• **What you have to do**
Leaving the pictures aside, transcribe every line below exactly.

(Stored data entries)
--- Start ---

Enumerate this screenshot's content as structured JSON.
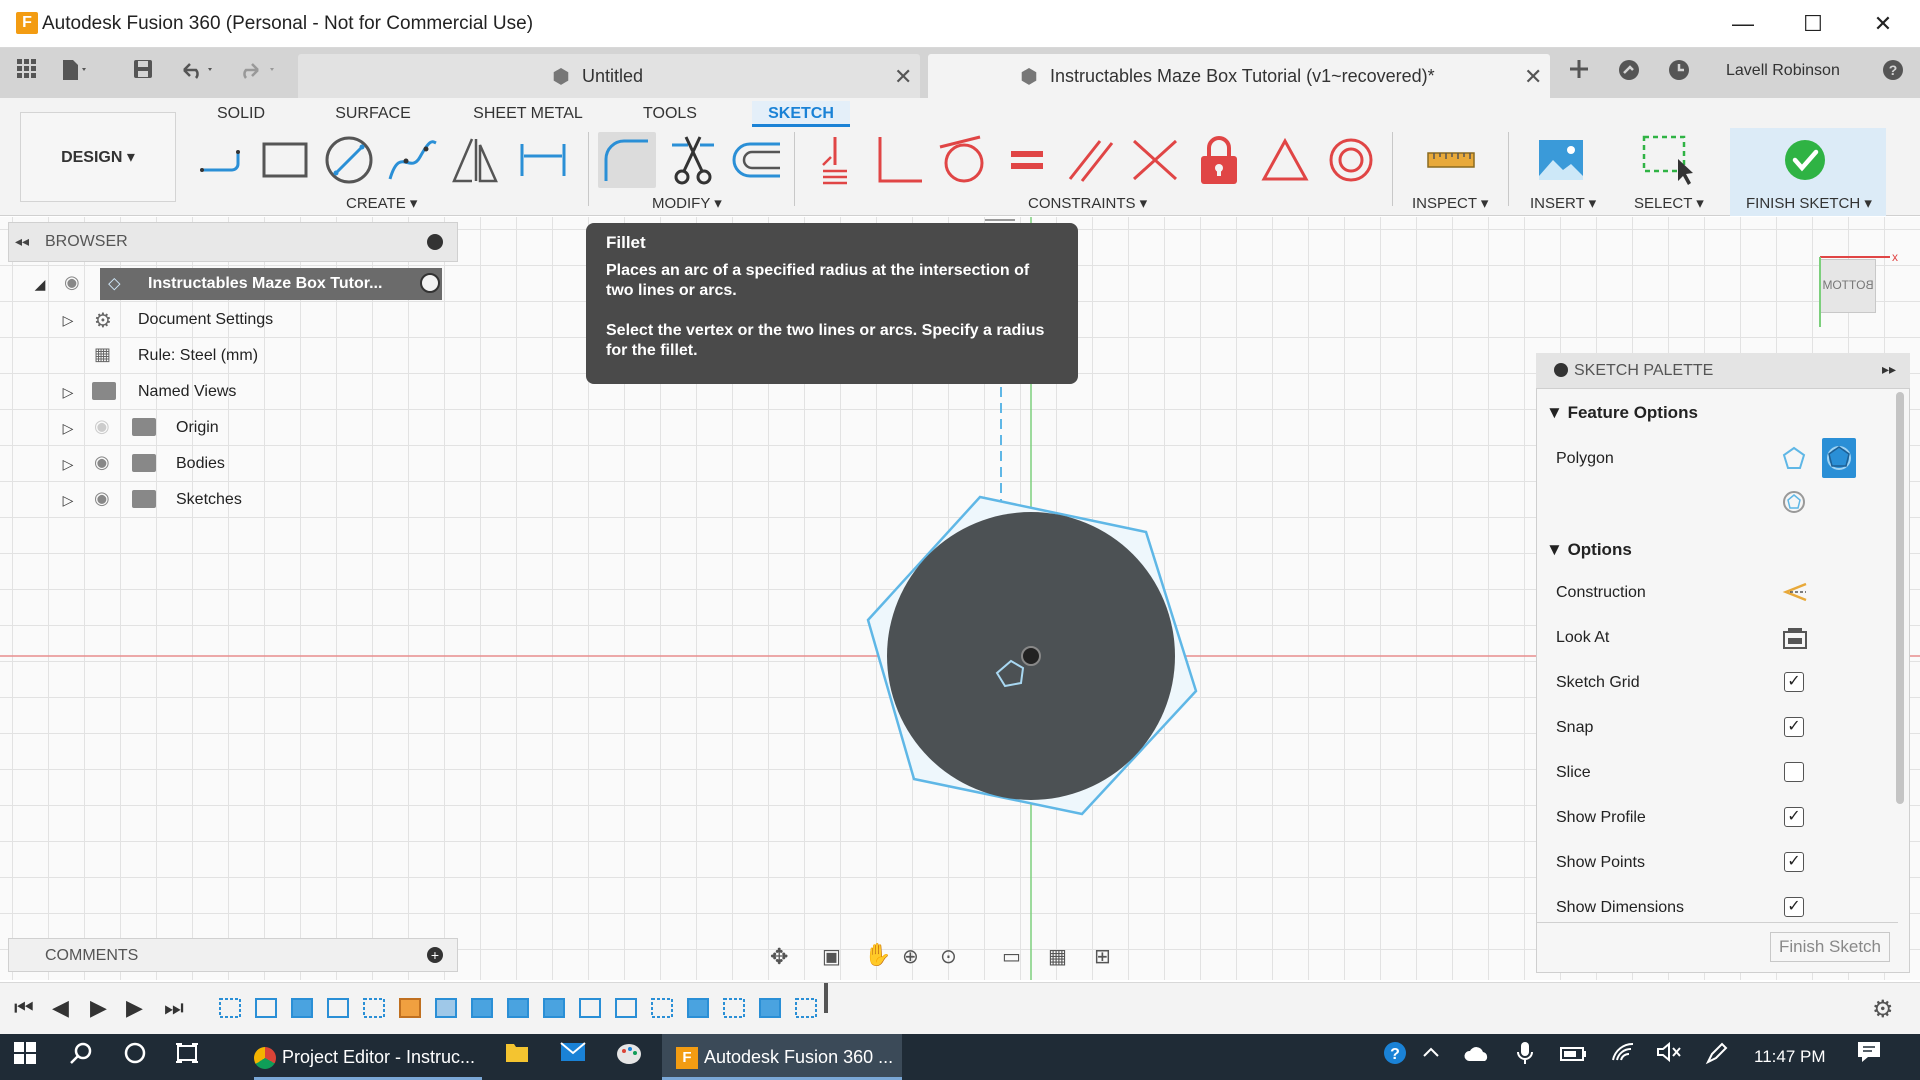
{
  "window": {
    "title": "Autodesk Fusion 360 (Personal - Not for Commercial Use)",
    "logo_letter": "F",
    "minimize": "—",
    "maximize": "☐",
    "close": "✕"
  },
  "tabs": [
    {
      "label": "Untitled",
      "close": "✕"
    },
    {
      "label": "Instructables Maze Box Tutorial (v1~recovered)*",
      "close": "✕"
    }
  ],
  "user": {
    "name": "Lavell Robinson"
  },
  "toolbar": {
    "design": "DESIGN ▾",
    "workspace_tabs": [
      "SOLID",
      "SURFACE",
      "SHEET METAL",
      "TOOLS",
      "SKETCH"
    ],
    "groups": {
      "create": "CREATE ▾",
      "modify": "MODIFY ▾",
      "constraints": "CONSTRAINTS ▾",
      "inspect": "INSPECT ▾",
      "insert": "INSERT ▾",
      "select": "SELECT ▾",
      "finish": "FINISH SKETCH ▾"
    }
  },
  "browser": {
    "title": "BROWSER",
    "root": "Instructables Maze Box Tutor...",
    "items": [
      "Document Settings",
      "Rule: Steel (mm)",
      "Named Views",
      "Origin",
      "Bodies",
      "Sketches"
    ]
  },
  "tooltip": {
    "title": "Fillet",
    "line1": "Places an arc of a specified radius at the intersection of two lines or arcs.",
    "line2": "Select the vertex or the two lines or arcs. Specify a radius for the fillet."
  },
  "viewcube": {
    "face": "BOTTOM"
  },
  "palette": {
    "title": "SKETCH PALETTE",
    "feature_options": "Feature Options",
    "polygon": "Polygon",
    "options": "Options",
    "rows": [
      {
        "label": "Construction",
        "type": "icon"
      },
      {
        "label": "Look At",
        "type": "icon"
      },
      {
        "label": "Sketch Grid",
        "type": "check",
        "checked": "✓"
      },
      {
        "label": "Snap",
        "type": "check",
        "checked": "✓"
      },
      {
        "label": "Slice",
        "type": "check",
        "checked": ""
      },
      {
        "label": "Show Profile",
        "type": "check",
        "checked": "✓"
      },
      {
        "label": "Show Points",
        "type": "check",
        "checked": "✓"
      },
      {
        "label": "Show Dimensions",
        "type": "check",
        "checked": "✓"
      }
    ],
    "finish_button": "Finish Sketch"
  },
  "comments": {
    "title": "COMMENTS"
  },
  "taskbar": {
    "chrome_app": "Project Editor - Instruc...",
    "fusion_app": "Autodesk Fusion 360 ...",
    "time": "11:47 PM"
  },
  "colors": {
    "accent": "#1a82d6",
    "sketch_line": "#5fb7e6",
    "profile_fill": "#4c5154",
    "finish_green": "#2fb344",
    "constraint_red": "#e04545",
    "x_axis": "#e88c8c",
    "y_axis": "#7ccf7c"
  }
}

--- End ---

• **Finished answer**
Enumerate this screenshot's content as structured JSON.
{
  "window": {
    "title": "Autodesk Fusion 360 (Personal - Not for Commercial Use)",
    "logo_letter": "F",
    "minimize": "—",
    "maximize": "☐",
    "close": "✕"
  },
  "tabs": [
    {
      "label": "Untitled",
      "close": "✕"
    },
    {
      "label": "Instructables Maze Box Tutorial (v1~recovered)*",
      "close": "✕"
    }
  ],
  "user": {
    "name": "Lavell Robinson"
  },
  "toolbar": {
    "design": "DESIGN ▾",
    "workspace_tabs": [
      "SOLID",
      "SURFACE",
      "SHEET METAL",
      "TOOLS",
      "SKETCH"
    ],
    "groups": {
      "create": "CREATE ▾",
      "modify": "MODIFY ▾",
      "constraints": "CONSTRAINTS ▾",
      "inspect": "INSPECT ▾",
      "insert": "INSERT ▾",
      "select": "SELECT ▾",
      "finish": "FINISH SKETCH ▾"
    }
  },
  "browser": {
    "title": "BROWSER",
    "root": "Instructables Maze Box Tutor...",
    "items": [
      "Document Settings",
      "Rule: Steel (mm)",
      "Named Views",
      "Origin",
      "Bodies",
      "Sketches"
    ]
  },
  "tooltip": {
    "title": "Fillet",
    "line1": "Places an arc of a specified radius at the intersection of two lines or arcs.",
    "line2": "Select the vertex or the two lines or arcs. Specify a radius for the fillet."
  },
  "viewcube": {
    "face": "BOTTOM"
  },
  "palette": {
    "title": "SKETCH PALETTE",
    "feature_options": "Feature Options",
    "polygon": "Polygon",
    "options": "Options",
    "rows": [
      {
        "label": "Construction",
        "type": "icon"
      },
      {
        "label": "Look At",
        "type": "icon"
      },
      {
        "label": "Sketch Grid",
        "type": "check",
        "checked": "✓"
      },
      {
        "label": "Snap",
        "type": "check",
        "checked": "✓"
      },
      {
        "label": "Slice",
        "type": "check",
        "checked": ""
      },
      {
        "label": "Show Profile",
        "type": "check",
        "checked": "✓"
      },
      {
        "label": "Show Points",
        "type": "check",
        "checked": "✓"
      },
      {
        "label": "Show Dimensions",
        "type": "check",
        "checked": "✓"
      }
    ],
    "finish_button": "Finish Sketch"
  },
  "comments": {
    "title": "COMMENTS"
  },
  "taskbar": {
    "chrome_app": "Project Editor - Instruc...",
    "fusion_app": "Autodesk Fusion 360 ...",
    "time": "11:47 PM"
  },
  "colors": {
    "accent": "#1a82d6",
    "sketch_line": "#5fb7e6",
    "profile_fill": "#4c5154",
    "finish_green": "#2fb344",
    "constraint_red": "#e04545",
    "x_axis": "#e88c8c",
    "y_axis": "#7ccf7c"
  }
}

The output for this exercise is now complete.